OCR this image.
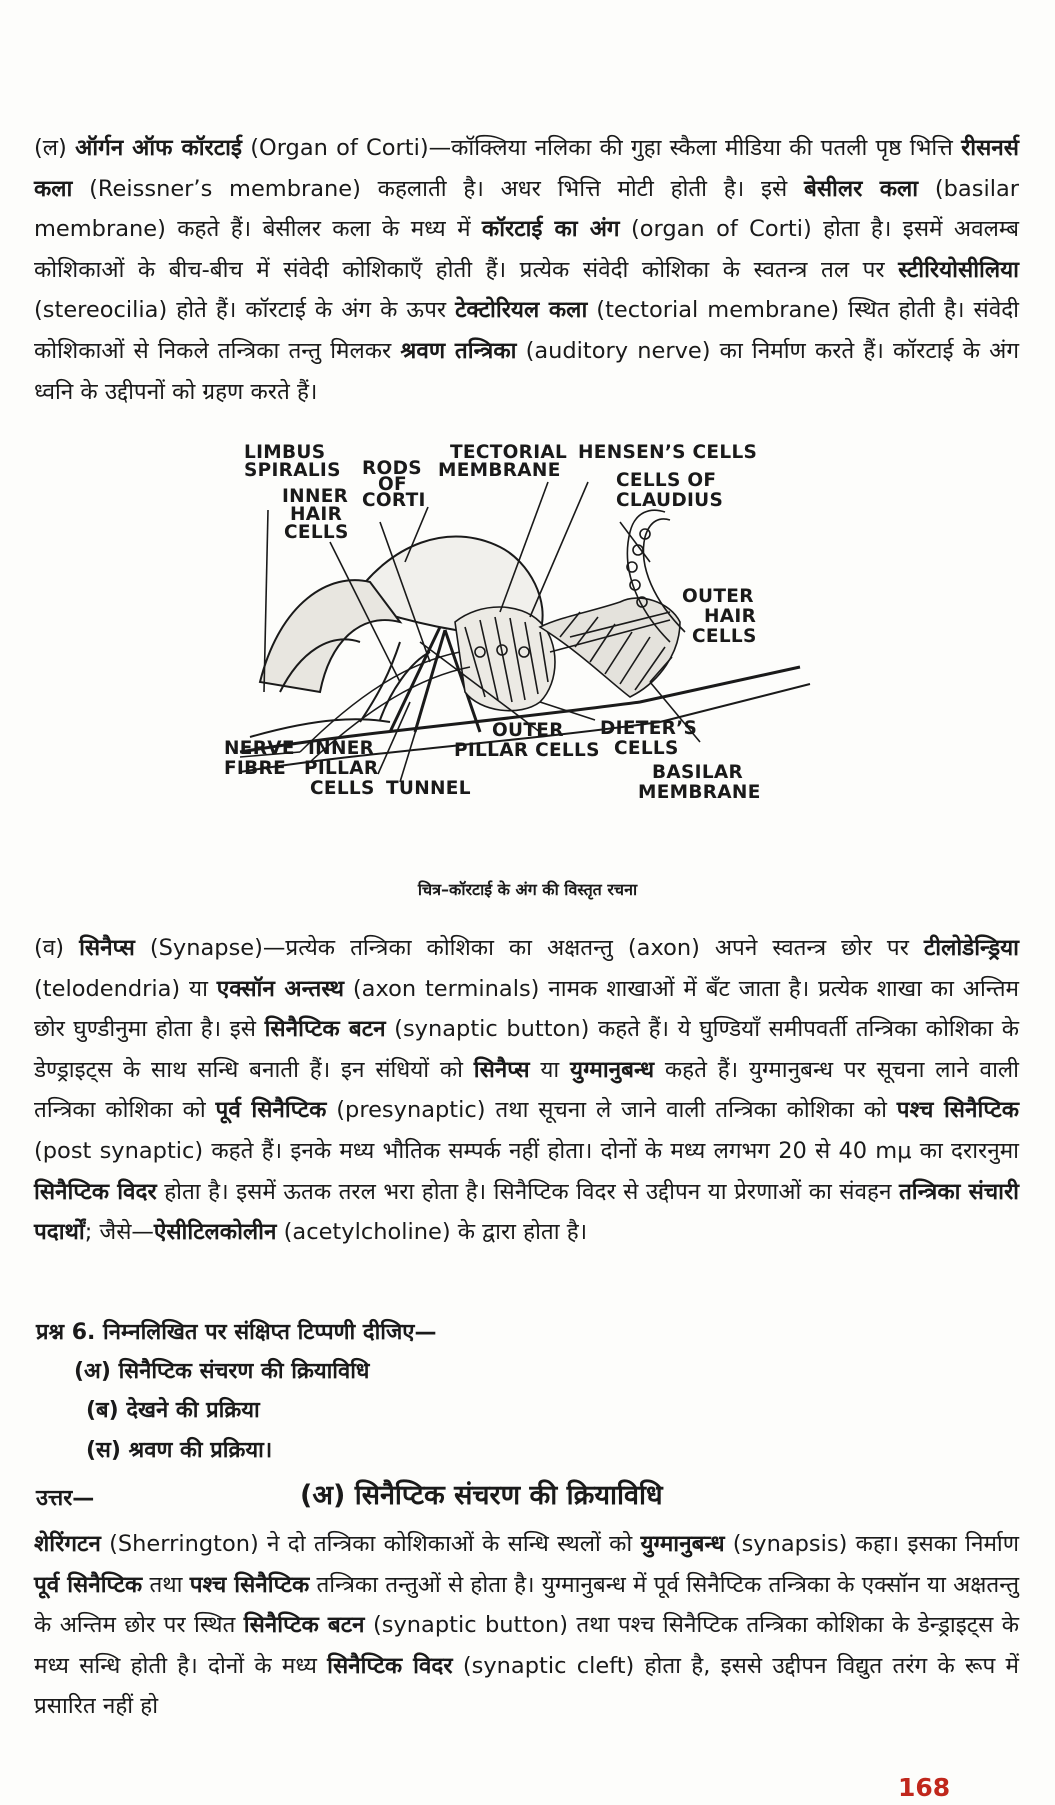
(ल) ऑर्गन ऑफ कॉरटाई (Organ of Corti)—कॉक्लिया नलिका की गुहा स्कैला मीडिया की पतली पृष्ठ भित्ति रीसनर्स कला (Reissner’s membrane) कहलाती है। अधर भित्ति मोटी होती है। इसे बेसीलर कला (basilar membrane) कहते हैं। बेसीलर कला के मध्य में कॉरटाई का अंग (organ of Corti) होता है। इसमें अवलम्ब कोशिकाओं के बीच-बीच में संवेदी कोशिकाएँ होती हैं। प्रत्येक संवेदी कोशिका के स्वतन्त्र तल पर स्टीरियोसीलिया (stereocilia) होते हैं। कॉरटाई के अंग के ऊपर टेक्टोरियल कला (tectorial membrane) स्थित होती है। संवेदी कोशिकाओं से निकले तन्त्रिका तन्तु मिलकर श्रवण तन्त्रिका (auditory nerve) का निर्माण करते हैं। कॉरटाई के अंग ध्वनि के उद्दीपनों को ग्रहण करते हैं।

LIMBUS
SPIRALIS
INNER
HAIR
CELLS
RODS
OF
CORTI
TECTORIAL
MEMBRANE
HENSEN’S CELLS
CELLS OF
CLAUDIUS
OUTER
HAIR
CELLS
OUTER
PILLAR CELLS
DIETER’S
CELLS
NERVE
FIBRE
INNER
PILLAR
CELLS TUNNEL
BASILAR
MEMBRANE
चित्र–कॉरटाई के अंग की विस्तृत रचना

(व) सिनैप्स (Synapse)—प्रत्येक तन्त्रिका कोशिका का अक्षतन्तु (axon) अपने स्वतन्त्र छोर पर टीलोडेन्ड्रिया (telodendria) या एक्सॉन अन्तस्थ (axon terminals) नामक शाखाओं में बँट जाता है। प्रत्येक शाखा का अन्तिम छोर घुण्डीनुमा होता है। इसे सिनैप्टिक बटन (synaptic button) कहते हैं। ये घुण्डियाँ समीपवर्ती तन्त्रिका कोशिका के डेण्ड्राइट्स के साथ सन्धि बनाती हैं। इन संधियों को सिनैप्स या युग्मानुबन्ध कहते हैं। युग्मानुबन्ध पर सूचना लाने वाली तन्त्रिका कोशिका को पूर्व सिनैप्टिक (presynaptic) तथा सूचना ले जाने वाली तन्त्रिका कोशिका को पश्च सिनैप्टिक (post synaptic) कहते हैं। इनके मध्य भौतिक सम्पर्क नहीं होता। दोनों के मध्य लगभग 20 से 40 mμ का दरारनुमा सिनैप्टिक विदर होता है। इसमें ऊतक तरल भरा होता है। सिनैप्टिक विदर से उद्दीपन या प्रेरणाओं का संवहन तन्त्रिका संचारी पदार्थों; जैसे—ऐसीटिलकोलीन (acetylcholine) के द्वारा होता है।

प्रश्न 6. निम्नलिखित पर संक्षिप्त टिप्पणी दीजिए—
(अ) सिनैप्टिक संचरण की क्रियाविधि
(ब) देखने की प्रक्रिया
(स) श्रवण की प्रक्रिया।
उत्तर—	(अ) सिनैप्टिक संचरण की क्रियाविधि

शेरिंगटन (Sherrington) ने दो तन्त्रिका कोशिकाओं के सन्धि स्थलों को युग्मानुबन्ध (synapsis) कहा। इसका निर्माण पूर्व सिनैप्टिक तथा पश्च सिनैप्टिक तन्त्रिका तन्तुओं से होता है। युग्मानुबन्ध में पूर्व सिनैप्टिक तन्त्रिका के एक्सॉन या अक्षतन्तु के अन्तिम छोर पर स्थित सिनैप्टिक बटन (synaptic button) तथा पश्च सिनैप्टिक तन्त्रिका कोशिका के डेन्ड्राइट्स के मध्य सन्धि होती है। दोनों के मध्य सिनैप्टिक विदर (synaptic cleft) होता है, इससे उद्दीपन विद्युत तरंग के रूप में प्रसारित नहीं हो

168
——
When copying the entries above, keep each word as it is and exclude any image.

OCR this image.
(ल) ऑर्गन ऑफ कॉरटाई (Organ of Corti)—कॉक्लिया नलिका की गुहा स्कैला मीडिया की पतली पृष्ठ भित्ति रीसनर्स कला (Reissner’s membrane) कहलाती है। अधर भित्ति मोटी होती है। इसे बेसीलर कला (basilar membrane) कहते हैं। बेसीलर कला के मध्य में कॉरटाई का अंग (organ of Corti) होता है। इसमें अवलम्ब कोशिकाओं के बीच-बीच में संवेदी कोशिकाएँ होती हैं। प्रत्येक संवेदी कोशिका के स्वतन्त्र तल पर स्टीरियोसीलिया (stereocilia) होते हैं। कॉरटाई के अंग के ऊपर टेक्टोरियल कला (tectorial membrane) स्थित होती है। संवेदी कोशिकाओं से निकले तन्त्रिका तन्तु मिलकर श्रवण तन्त्रिका (auditory nerve) का निर्माण करते हैं। कॉरटाई के अंग ध्वनि के उद्दीपनों को ग्रहण करते हैं।

LIMBUS
SPIRALIS
INNER
HAIR
CELLS
RODS
OF
CORTI
TECTORIAL
MEMBRANE
HENSEN’S CELLS
CELLS OF
CLAUDIUS
OUTER
HAIR
CELLS
OUTER
PILLAR CELLS
DIETER’S
CELLS
NERVE
FIBRE
INNER
PILLAR
CELLS TUNNEL
BASILAR
MEMBRANE
चित्र–कॉरटाई के अंग की विस्तृत रचना

(व) सिनैप्स (Synapse)—प्रत्येक तन्त्रिका कोशिका का अक्षतन्तु (axon) अपने स्वतन्त्र छोर पर टीलोडेन्ड्रिया (telodendria) या एक्सॉन अन्तस्थ (axon terminals) नामक शाखाओं में बँट जाता है। प्रत्येक शाखा का अन्तिम छोर घुण्डीनुमा होता है। इसे सिनैप्टिक बटन (synaptic button) कहते हैं। ये घुण्डियाँ समीपवर्ती तन्त्रिका कोशिका के डेण्ड्राइट्स के साथ सन्धि बनाती हैं। इन संधियों को सिनैप्स या युग्मानुबन्ध कहते हैं। युग्मानुबन्ध पर सूचना लाने वाली तन्त्रिका कोशिका को पूर्व सिनैप्टिक (presynaptic) तथा सूचना ले जाने वाली तन्त्रिका कोशिका को पश्च सिनैप्टिक (post synaptic) कहते हैं। इनके मध्य भौतिक सम्पर्क नहीं होता। दोनों के मध्य लगभग 20 से 40 mμ का दरारनुमा सिनैप्टिक विदर होता है। इसमें ऊतक तरल भरा होता है। सिनैप्टिक विदर से उद्दीपन या प्रेरणाओं का संवहन तन्त्रिका संचारी पदार्थों; जैसे—ऐसीटिलकोलीन (acetylcholine) के द्वारा होता है।

प्रश्न 6. निम्नलिखित पर संक्षिप्त टिप्पणी दीजिए—
(अ) सिनैप्टिक संचरण की क्रियाविधि
(ब) देखने की प्रक्रिया
(स) श्रवण की प्रक्रिया।
उत्तर—	(अ) सिनैप्टिक संचरण की क्रियाविधि

शेरिंगटन (Sherrington) ने दो तन्त्रिका कोशिकाओं के सन्धि स्थलों को युग्मानुबन्ध (synapsis) कहा। इसका निर्माण पूर्व सिनैप्टिक तथा पश्च सिनैप्टिक तन्त्रिका तन्तुओं से होता है। युग्मानुबन्ध में पूर्व सिनैप्टिक तन्त्रिका के एक्सॉन या अक्षतन्तु के अन्तिम छोर पर स्थित सिनैप्टिक बटन (synaptic button) तथा पश्च सिनैप्टिक तन्त्रिका कोशिका के डेन्ड्राइट्स के मध्य सन्धि होती है। दोनों के मध्य सिनैप्टिक विदर (synaptic cleft) होता है, इससे उद्दीपन विद्युत तरंग के रूप में प्रसारित नहीं हो

168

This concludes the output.